**Task instructions**: Collect all lines containing the word "corner" from the data.

**Extracted information**:
......

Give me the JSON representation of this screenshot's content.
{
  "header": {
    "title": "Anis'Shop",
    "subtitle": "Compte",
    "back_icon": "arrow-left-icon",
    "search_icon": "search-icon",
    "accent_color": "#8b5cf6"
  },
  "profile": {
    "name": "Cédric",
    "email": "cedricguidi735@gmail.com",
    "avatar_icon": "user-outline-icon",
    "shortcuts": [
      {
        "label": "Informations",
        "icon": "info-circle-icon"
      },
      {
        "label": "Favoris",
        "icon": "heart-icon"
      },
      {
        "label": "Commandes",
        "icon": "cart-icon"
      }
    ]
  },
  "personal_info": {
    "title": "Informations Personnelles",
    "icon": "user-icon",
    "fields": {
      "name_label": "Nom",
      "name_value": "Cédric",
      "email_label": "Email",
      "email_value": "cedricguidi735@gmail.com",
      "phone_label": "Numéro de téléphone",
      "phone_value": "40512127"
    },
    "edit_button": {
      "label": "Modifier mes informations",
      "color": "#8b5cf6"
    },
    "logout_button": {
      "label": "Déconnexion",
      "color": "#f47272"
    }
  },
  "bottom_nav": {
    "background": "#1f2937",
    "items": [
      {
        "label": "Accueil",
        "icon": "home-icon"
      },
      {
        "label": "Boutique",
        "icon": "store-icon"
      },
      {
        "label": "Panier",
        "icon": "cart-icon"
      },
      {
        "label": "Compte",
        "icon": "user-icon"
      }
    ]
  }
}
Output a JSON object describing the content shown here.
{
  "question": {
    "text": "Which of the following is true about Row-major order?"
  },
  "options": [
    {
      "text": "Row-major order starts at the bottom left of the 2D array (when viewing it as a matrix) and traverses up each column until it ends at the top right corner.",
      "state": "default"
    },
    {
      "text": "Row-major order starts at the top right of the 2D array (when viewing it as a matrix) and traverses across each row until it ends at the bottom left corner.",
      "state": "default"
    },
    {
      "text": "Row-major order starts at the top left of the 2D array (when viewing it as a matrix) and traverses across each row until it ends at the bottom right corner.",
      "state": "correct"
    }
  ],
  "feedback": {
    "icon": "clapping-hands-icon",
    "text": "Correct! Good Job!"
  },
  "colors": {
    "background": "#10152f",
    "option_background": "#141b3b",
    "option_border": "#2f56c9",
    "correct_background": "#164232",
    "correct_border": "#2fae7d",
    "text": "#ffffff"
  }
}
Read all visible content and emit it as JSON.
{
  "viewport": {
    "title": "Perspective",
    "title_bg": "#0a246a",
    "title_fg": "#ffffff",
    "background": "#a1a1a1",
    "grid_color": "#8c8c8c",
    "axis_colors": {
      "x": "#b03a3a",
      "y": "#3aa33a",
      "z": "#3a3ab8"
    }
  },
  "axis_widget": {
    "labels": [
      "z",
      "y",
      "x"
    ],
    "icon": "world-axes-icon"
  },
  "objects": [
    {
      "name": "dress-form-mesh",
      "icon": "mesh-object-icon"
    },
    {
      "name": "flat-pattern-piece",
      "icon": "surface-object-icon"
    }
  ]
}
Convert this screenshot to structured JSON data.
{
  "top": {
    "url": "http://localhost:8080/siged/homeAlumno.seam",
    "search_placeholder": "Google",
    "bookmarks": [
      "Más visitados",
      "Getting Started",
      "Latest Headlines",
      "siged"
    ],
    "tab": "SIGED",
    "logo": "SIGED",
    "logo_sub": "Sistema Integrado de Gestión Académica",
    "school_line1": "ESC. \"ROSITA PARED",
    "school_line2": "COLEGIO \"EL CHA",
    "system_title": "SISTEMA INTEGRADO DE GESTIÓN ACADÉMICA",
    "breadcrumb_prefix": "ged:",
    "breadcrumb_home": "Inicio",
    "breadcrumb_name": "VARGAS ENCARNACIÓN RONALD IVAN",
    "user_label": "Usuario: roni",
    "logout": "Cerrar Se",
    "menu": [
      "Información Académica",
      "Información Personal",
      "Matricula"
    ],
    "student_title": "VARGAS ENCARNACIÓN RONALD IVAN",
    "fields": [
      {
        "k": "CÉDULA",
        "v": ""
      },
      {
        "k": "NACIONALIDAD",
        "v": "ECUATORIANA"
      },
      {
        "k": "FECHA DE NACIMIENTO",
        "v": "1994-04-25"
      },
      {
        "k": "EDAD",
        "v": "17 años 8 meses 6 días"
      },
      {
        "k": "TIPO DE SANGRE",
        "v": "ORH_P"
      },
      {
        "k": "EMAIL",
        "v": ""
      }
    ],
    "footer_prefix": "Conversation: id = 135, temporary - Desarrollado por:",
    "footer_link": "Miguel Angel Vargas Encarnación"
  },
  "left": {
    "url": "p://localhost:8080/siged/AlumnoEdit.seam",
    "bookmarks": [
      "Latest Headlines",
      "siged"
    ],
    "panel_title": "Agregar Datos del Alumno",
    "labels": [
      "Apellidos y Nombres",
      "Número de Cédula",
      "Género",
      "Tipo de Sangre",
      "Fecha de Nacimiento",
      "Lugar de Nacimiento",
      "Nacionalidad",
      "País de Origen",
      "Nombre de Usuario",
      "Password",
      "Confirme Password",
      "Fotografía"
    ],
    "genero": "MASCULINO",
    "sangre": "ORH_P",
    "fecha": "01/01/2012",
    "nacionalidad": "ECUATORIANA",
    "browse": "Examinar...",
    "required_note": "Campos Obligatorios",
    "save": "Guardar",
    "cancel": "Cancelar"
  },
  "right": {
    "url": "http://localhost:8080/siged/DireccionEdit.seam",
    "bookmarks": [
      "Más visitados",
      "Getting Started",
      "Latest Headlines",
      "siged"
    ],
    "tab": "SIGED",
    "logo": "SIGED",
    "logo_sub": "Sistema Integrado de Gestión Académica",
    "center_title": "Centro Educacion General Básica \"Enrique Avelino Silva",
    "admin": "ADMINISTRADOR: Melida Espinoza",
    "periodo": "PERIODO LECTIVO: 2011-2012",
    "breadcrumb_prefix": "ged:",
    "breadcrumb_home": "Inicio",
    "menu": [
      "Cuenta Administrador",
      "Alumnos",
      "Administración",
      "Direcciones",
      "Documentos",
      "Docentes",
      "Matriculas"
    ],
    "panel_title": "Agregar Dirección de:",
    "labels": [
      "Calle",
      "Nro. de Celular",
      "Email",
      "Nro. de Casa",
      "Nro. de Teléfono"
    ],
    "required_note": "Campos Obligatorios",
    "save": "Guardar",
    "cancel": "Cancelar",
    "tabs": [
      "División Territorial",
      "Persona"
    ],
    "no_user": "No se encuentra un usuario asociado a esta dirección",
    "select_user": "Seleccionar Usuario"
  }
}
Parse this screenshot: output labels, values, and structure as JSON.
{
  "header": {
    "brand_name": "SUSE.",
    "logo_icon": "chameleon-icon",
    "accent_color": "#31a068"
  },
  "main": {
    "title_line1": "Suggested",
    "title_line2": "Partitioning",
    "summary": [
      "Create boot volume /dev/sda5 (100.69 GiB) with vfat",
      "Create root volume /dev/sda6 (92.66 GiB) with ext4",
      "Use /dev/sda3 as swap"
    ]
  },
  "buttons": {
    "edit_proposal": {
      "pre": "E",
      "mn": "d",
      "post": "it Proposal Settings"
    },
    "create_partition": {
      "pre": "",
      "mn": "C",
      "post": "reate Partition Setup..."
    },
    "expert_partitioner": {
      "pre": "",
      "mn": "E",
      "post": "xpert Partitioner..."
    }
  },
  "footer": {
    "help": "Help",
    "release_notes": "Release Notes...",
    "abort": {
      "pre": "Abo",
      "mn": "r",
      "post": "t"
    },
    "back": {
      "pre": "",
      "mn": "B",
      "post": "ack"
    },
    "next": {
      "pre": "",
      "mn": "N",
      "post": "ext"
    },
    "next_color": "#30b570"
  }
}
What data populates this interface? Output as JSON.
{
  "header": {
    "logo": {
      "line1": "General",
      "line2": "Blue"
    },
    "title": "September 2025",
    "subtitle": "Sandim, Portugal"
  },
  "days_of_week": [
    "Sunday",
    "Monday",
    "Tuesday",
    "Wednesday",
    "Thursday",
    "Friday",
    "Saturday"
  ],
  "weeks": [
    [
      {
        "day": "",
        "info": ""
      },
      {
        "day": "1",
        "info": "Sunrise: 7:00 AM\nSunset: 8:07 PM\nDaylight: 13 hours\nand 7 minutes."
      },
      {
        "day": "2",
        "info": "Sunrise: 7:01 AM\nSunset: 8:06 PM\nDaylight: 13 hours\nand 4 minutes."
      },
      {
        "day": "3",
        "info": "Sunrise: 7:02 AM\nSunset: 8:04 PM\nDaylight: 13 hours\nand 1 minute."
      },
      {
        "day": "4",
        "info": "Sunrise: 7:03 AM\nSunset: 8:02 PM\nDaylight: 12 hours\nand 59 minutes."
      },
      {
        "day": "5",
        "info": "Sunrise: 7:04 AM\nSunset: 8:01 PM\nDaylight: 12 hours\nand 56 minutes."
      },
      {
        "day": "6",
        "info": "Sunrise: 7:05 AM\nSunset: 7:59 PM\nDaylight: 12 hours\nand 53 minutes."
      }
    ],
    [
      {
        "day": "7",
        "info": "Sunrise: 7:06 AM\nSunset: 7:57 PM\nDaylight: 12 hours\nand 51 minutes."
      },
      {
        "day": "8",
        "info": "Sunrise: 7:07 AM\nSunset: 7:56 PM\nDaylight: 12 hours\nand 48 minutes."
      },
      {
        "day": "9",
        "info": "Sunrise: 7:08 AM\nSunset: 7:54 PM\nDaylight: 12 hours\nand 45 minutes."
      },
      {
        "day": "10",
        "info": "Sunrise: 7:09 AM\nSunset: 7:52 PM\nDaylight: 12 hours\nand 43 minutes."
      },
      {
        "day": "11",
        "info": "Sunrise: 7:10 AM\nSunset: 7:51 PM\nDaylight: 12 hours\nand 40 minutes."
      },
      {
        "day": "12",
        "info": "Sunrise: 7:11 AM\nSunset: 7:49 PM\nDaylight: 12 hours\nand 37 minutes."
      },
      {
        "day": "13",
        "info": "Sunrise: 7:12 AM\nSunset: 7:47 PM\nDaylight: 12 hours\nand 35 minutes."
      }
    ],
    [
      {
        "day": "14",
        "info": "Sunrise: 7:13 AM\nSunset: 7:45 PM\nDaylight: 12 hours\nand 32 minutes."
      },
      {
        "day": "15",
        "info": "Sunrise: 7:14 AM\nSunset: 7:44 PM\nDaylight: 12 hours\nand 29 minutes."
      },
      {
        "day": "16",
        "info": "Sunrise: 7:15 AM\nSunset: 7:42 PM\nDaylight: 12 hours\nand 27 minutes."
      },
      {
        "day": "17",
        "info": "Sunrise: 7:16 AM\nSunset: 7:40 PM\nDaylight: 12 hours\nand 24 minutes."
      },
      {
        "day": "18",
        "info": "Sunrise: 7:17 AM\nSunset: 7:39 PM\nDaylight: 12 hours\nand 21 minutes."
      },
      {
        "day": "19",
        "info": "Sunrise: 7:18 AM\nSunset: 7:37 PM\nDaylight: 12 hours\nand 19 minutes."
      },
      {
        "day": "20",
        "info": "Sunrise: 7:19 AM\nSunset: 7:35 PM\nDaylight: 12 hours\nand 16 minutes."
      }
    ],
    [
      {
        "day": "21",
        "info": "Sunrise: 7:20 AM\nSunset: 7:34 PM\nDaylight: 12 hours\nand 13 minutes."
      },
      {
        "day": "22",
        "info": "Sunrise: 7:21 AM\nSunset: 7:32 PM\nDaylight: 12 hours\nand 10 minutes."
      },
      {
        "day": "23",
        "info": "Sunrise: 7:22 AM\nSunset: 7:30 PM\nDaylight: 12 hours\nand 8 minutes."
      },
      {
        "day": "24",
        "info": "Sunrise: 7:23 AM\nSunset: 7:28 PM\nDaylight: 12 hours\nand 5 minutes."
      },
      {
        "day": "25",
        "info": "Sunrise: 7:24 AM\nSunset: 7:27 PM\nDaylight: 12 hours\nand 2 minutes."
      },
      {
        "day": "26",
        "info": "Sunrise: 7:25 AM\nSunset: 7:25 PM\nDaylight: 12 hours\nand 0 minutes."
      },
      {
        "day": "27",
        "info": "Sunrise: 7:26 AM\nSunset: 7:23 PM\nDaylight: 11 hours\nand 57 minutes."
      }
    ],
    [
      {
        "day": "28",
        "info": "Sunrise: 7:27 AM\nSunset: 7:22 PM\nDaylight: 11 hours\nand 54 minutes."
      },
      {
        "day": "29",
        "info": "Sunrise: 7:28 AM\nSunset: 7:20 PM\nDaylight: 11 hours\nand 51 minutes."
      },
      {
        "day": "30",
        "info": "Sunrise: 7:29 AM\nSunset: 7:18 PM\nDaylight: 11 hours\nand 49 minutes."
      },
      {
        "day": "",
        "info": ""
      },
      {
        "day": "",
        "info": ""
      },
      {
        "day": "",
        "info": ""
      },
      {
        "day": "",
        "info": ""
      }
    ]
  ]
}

......

**The result**:
      "text": "Row-major order starts at the bottom left of the 2D array (when viewing it as a matrix) and traverses up each column until it ends at the top right corner.",
      "text": "Row-major order starts at the top right of the 2D array (when viewing it as a matrix) and traverses across each row until it ends at the bottom left corner.",
      "text": "Row-major order starts at the top left of the 2D array (when viewing it as a matrix) and traverses across each row until it ends at the bottom right corner.",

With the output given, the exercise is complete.